What you will do: Quote the listing in full, exactly as given, minus any pictures.

Supplied records:

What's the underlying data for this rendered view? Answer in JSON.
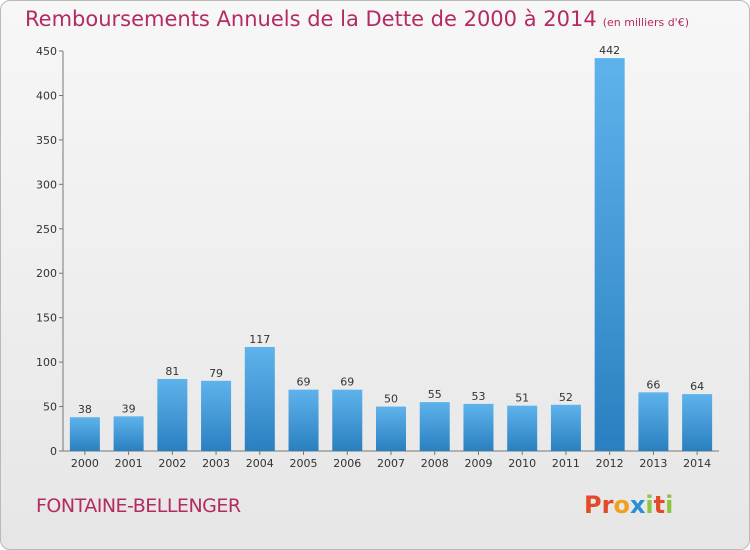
{
  "header": {
    "title": "Remboursements Annuels de la Dette de 2000 à 2014",
    "unit": "(en milliers d'€)"
  },
  "footer": {
    "commune": "FONTAINE-BELLENGER",
    "logo": "Proxiti"
  },
  "colors": {
    "title": "#b42a64",
    "bar_top": "#5fb3ec",
    "bar_bottom": "#2a7fc0",
    "logo_letters": [
      "#e24a2a",
      "#e24a2a",
      "#f0a020",
      "#2a8fd6",
      "#8cc63f",
      "#e24a2a",
      "#8cc63f"
    ]
  },
  "chart_data": {
    "type": "bar",
    "title": "Remboursements Annuels de la Dette de 2000 à 2014",
    "categories": [
      "2000",
      "2001",
      "2002",
      "2003",
      "2004",
      "2005",
      "2006",
      "2007",
      "2008",
      "2009",
      "2010",
      "2011",
      "2012",
      "2013",
      "2014"
    ],
    "values": [
      38,
      39,
      81,
      79,
      117,
      69,
      69,
      50,
      55,
      53,
      51,
      52,
      442,
      66,
      64
    ],
    "ylim": [
      0,
      450
    ],
    "yticks": [
      0,
      50,
      100,
      150,
      200,
      250,
      300,
      350,
      400,
      450
    ],
    "xlabel": "",
    "ylabel": "",
    "grid": false,
    "legend": "none"
  }
}
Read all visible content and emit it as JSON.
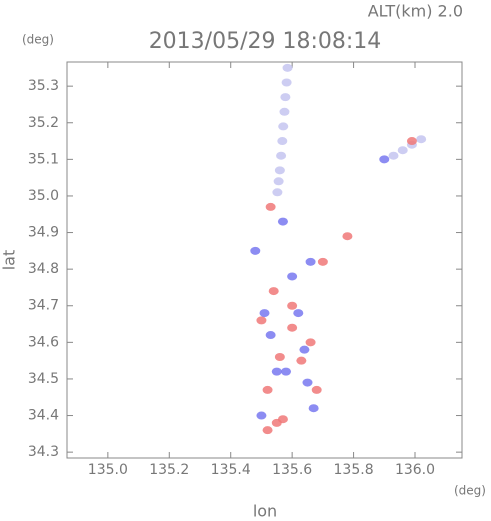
{
  "chart_data": {
    "type": "scatter",
    "title": "2013/05/29 18:08:14",
    "subtitle": "ALT(km) 2.0",
    "x_label": "lon",
    "y_label": "lat",
    "x_unit": "(deg)",
    "y_unit": "(deg)",
    "xlim": [
      134.867,
      136.153
    ],
    "ylim": [
      34.284,
      35.366
    ],
    "xticks": [
      {
        "value": 135,
        "label": "135.0"
      },
      135.2,
      135.4,
      135.6,
      135.8,
      {
        "value": 136,
        "label": "136.0"
      }
    ],
    "yticks": [
      34.3,
      34.4,
      34.5,
      34.6,
      34.7,
      34.8,
      34.9,
      {
        "value": 35,
        "label": "35.0"
      },
      35.1,
      35.2,
      35.3
    ],
    "series": [
      {
        "color": "#c4c4f0",
        "x": [
          135.585,
          135.582,
          135.578,
          135.575,
          135.571,
          135.568,
          135.564,
          135.56,
          135.556,
          135.552,
          136.02,
          135.99,
          135.96,
          135.93
        ],
        "values": [
          35.35,
          35.31,
          35.27,
          35.23,
          35.19,
          35.15,
          35.11,
          35.07,
          35.04,
          35.01,
          35.155,
          35.14,
          35.125,
          35.11
        ]
      },
      {
        "color": "#f07878",
        "x": [
          135.52,
          135.55,
          135.57,
          135.68,
          135.5,
          135.6,
          135.56,
          135.66,
          135.53,
          135.78,
          135.99,
          135.52,
          135.7,
          135.6,
          135.63,
          135.54
        ],
        "values": [
          34.36,
          34.38,
          34.39,
          34.47,
          34.66,
          34.64,
          34.56,
          34.6,
          34.97,
          34.89,
          35.15,
          34.47,
          34.82,
          34.7,
          34.55,
          34.74
        ]
      },
      {
        "color": "#7878f0",
        "x": [
          135.65,
          135.53,
          135.62,
          135.55,
          135.66,
          135.58,
          135.9,
          135.6,
          135.48,
          135.51,
          135.67,
          135.57,
          135.64,
          135.5
        ],
        "values": [
          34.49,
          34.62,
          34.68,
          34.52,
          34.82,
          34.52,
          35.1,
          34.78,
          34.85,
          34.68,
          34.42,
          34.93,
          34.58,
          34.4
        ]
      }
    ]
  }
}
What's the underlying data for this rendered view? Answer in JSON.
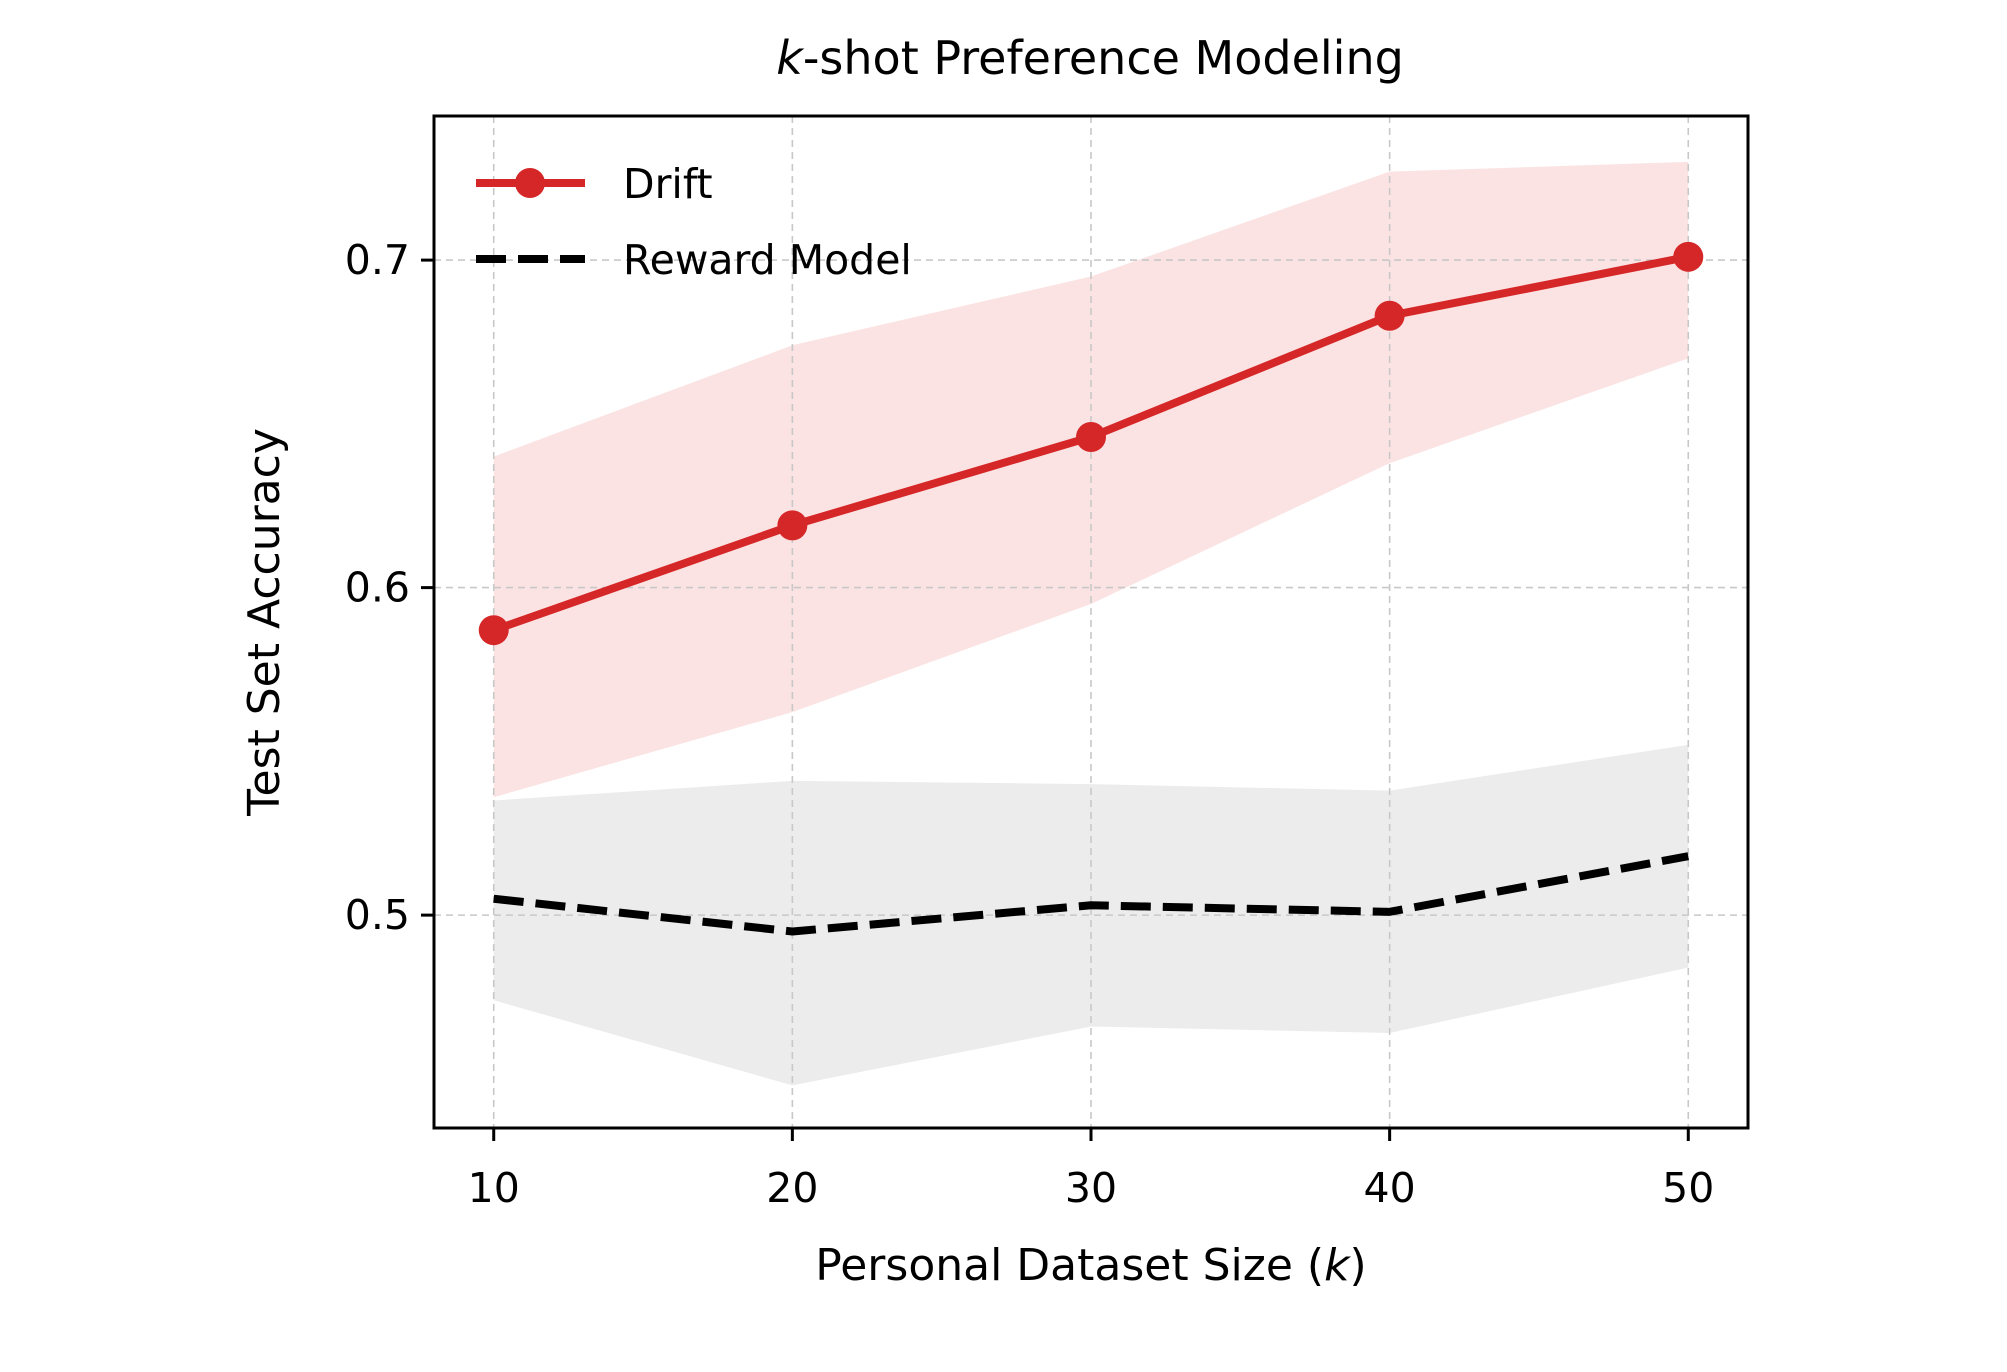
{
  "chart_data": {
    "type": "line",
    "title_italic": "k",
    "title_rest": "-shot Preference Modeling",
    "xlabel_main": "Personal Dataset Size (",
    "xlabel_italic": "k",
    "xlabel_end": ")",
    "ylabel": "Test Set Accuracy",
    "x": [
      10,
      20,
      30,
      40,
      50
    ],
    "xlim": [
      8,
      52
    ],
    "ylim": [
      0.435,
      0.744
    ],
    "xticks": [
      10,
      20,
      30,
      40,
      50
    ],
    "yticks": [
      0.5,
      0.6,
      0.7
    ],
    "xtick_labels": [
      "10",
      "20",
      "30",
      "40",
      "50"
    ],
    "ytick_labels": [
      "0.5",
      "0.6",
      "0.7"
    ],
    "grid": true,
    "legend_position": "top-left",
    "series": [
      {
        "name": "Drift",
        "style": "solid-marker",
        "color": "#d62728",
        "band_color": "#fbe3e3",
        "values": [
          0.587,
          0.619,
          0.646,
          0.683,
          0.701
        ],
        "lower": [
          0.536,
          0.562,
          0.595,
          0.638,
          0.67
        ],
        "upper": [
          0.64,
          0.674,
          0.695,
          0.727,
          0.73
        ]
      },
      {
        "name": "Reward Model",
        "style": "dashed",
        "color": "#000000",
        "band_color": "#ececec",
        "values": [
          0.505,
          0.495,
          0.503,
          0.501,
          0.518
        ],
        "lower": [
          0.474,
          0.448,
          0.466,
          0.464,
          0.484
        ],
        "upper": [
          0.535,
          0.541,
          0.54,
          0.538,
          0.552
        ]
      }
    ]
  }
}
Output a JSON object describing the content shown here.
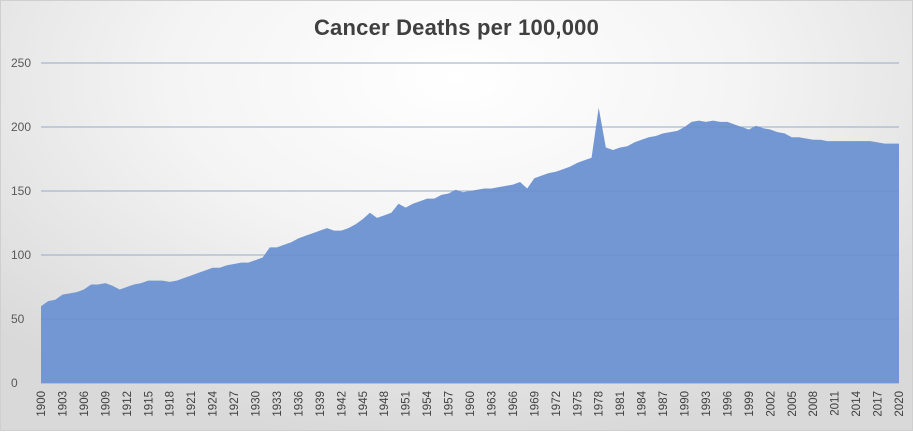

Solution below:
What's the underlying data for this rendered view? Answer in JSON.
{
  "header": {
    "title": "Remboursements Annuels de la Dette de 2000 à 2014",
    "unit": "(en milliers d'€)"
  },
  "footer": {
    "commune": "FONTAINE-BELLENGER",
    "logo": "Proxiti"
  },
  "colors": {
    "title": "#b42a64",
    "bar_top": "#5fb3ec",
    "bar_bottom": "#2a7fc0",
    "logo_letters": [
      "#e24a2a",
      "#e24a2a",
      "#f0a020",
      "#2a8fd6",
      "#8cc63f",
      "#e24a2a",
      "#8cc63f"
    ]
  },
  "chart_data": {
    "type": "bar",
    "title": "Remboursements Annuels de la Dette de 2000 à 2014",
    "categories": [
      "2000",
      "2001",
      "2002",
      "2003",
      "2004",
      "2005",
      "2006",
      "2007",
      "2008",
      "2009",
      "2010",
      "2011",
      "2012",
      "2013",
      "2014"
    ],
    "values": [
      38,
      39,
      81,
      79,
      117,
      69,
      69,
      50,
      55,
      53,
      51,
      52,
      442,
      66,
      64
    ],
    "ylim": [
      0,
      450
    ],
    "yticks": [
      0,
      50,
      100,
      150,
      200,
      250,
      300,
      350,
      400,
      450
    ],
    "xlabel": "",
    "ylabel": "",
    "grid": false,
    "legend": "none"
  }
}
Read all visible content and emit it as JSON.
{
  "chart_data": {
    "type": "scatter",
    "title": "2013/05/29 18:08:14",
    "subtitle": "ALT(km) 2.0",
    "x_label": "lon",
    "y_label": "lat",
    "x_unit": "(deg)",
    "y_unit": "(deg)",
    "xlim": [
      134.867,
      136.153
    ],
    "ylim": [
      34.284,
      35.366
    ],
    "xticks": [
      {
        "value": 135,
        "label": "135.0"
      },
      135.2,
      135.4,
      135.6,
      135.8,
      {
        "value": 136,
        "label": "136.0"
      }
    ],
    "yticks": [
      34.3,
      34.4,
      34.5,
      34.6,
      34.7,
      34.8,
      34.9,
      {
        "value": 35,
        "label": "35.0"
      },
      35.1,
      35.2,
      35.3
    ],
    "series": [
      {
        "color": "#c4c4f0",
        "x": [
          135.585,
          135.582,
          135.578,
          135.575,
          135.571,
          135.568,
          135.564,
          135.56,
          135.556,
          135.552,
          136.02,
          135.99,
          135.96,
          135.93
        ],
        "values": [
          35.35,
          35.31,
          35.27,
          35.23,
          35.19,
          35.15,
          35.11,
          35.07,
          35.04,
          35.01,
          35.155,
          35.14,
          35.125,
          35.11
        ]
      },
      {
        "color": "#f07878",
        "x": [
          135.52,
          135.55,
          135.57,
          135.68,
          135.5,
          135.6,
          135.56,
          135.66,
          135.53,
          135.78,
          135.99,
          135.52,
          135.7,
          135.6,
          135.63,
          135.54
        ],
        "values": [
          34.36,
          34.38,
          34.39,
          34.47,
          34.66,
          34.64,
          34.56,
          34.6,
          34.97,
          34.89,
          35.15,
          34.47,
          34.82,
          34.7,
          34.55,
          34.74
        ]
      },
      {
        "color": "#7878f0",
        "x": [
          135.65,
          135.53,
          135.62,
          135.55,
          135.66,
          135.58,
          135.9,
          135.6,
          135.48,
          135.51,
          135.67,
          135.57,
          135.64,
          135.5
        ],
        "values": [
          34.49,
          34.62,
          34.68,
          34.52,
          34.82,
          34.52,
          35.1,
          34.78,
          34.85,
          34.68,
          34.42,
          34.93,
          34.58,
          34.4
        ]
      }
    ]
  }
}
What's the underlying data for this rendered view? Answer in JSON.
{
  "chart_data": {
    "type": "line",
    "title_italic": "k",
    "title_rest": "-shot Preference Modeling",
    "xlabel_main": "Personal Dataset Size (",
    "xlabel_italic": "k",
    "xlabel_end": ")",
    "ylabel": "Test Set Accuracy",
    "x": [
      10,
      20,
      30,
      40,
      50
    ],
    "xlim": [
      8,
      52
    ],
    "ylim": [
      0.435,
      0.744
    ],
    "xticks": [
      10,
      20,
      30,
      40,
      50
    ],
    "yticks": [
      0.5,
      0.6,
      0.7
    ],
    "xtick_labels": [
      "10",
      "20",
      "30",
      "40",
      "50"
    ],
    "ytick_labels": [
      "0.5",
      "0.6",
      "0.7"
    ],
    "grid": true,
    "legend_position": "top-left",
    "series": [
      {
        "name": "Drift",
        "style": "solid-marker",
        "color": "#d62728",
        "band_color": "#fbe3e3",
        "values": [
          0.587,
          0.619,
          0.646,
          0.683,
          0.701
        ],
        "lower": [
          0.536,
          0.562,
          0.595,
          0.638,
          0.67
        ],
        "upper": [
          0.64,
          0.674,
          0.695,
          0.727,
          0.73
        ]
      },
      {
        "name": "Reward Model",
        "style": "dashed",
        "color": "#000000",
        "band_color": "#ececec",
        "values": [
          0.505,
          0.495,
          0.503,
          0.501,
          0.518
        ],
        "lower": [
          0.474,
          0.448,
          0.466,
          0.464,
          0.484
        ],
        "upper": [
          0.535,
          0.541,
          0.54,
          0.538,
          0.552
        ]
      }
    ]
  }
}
Output a JSON object describing the content shown here.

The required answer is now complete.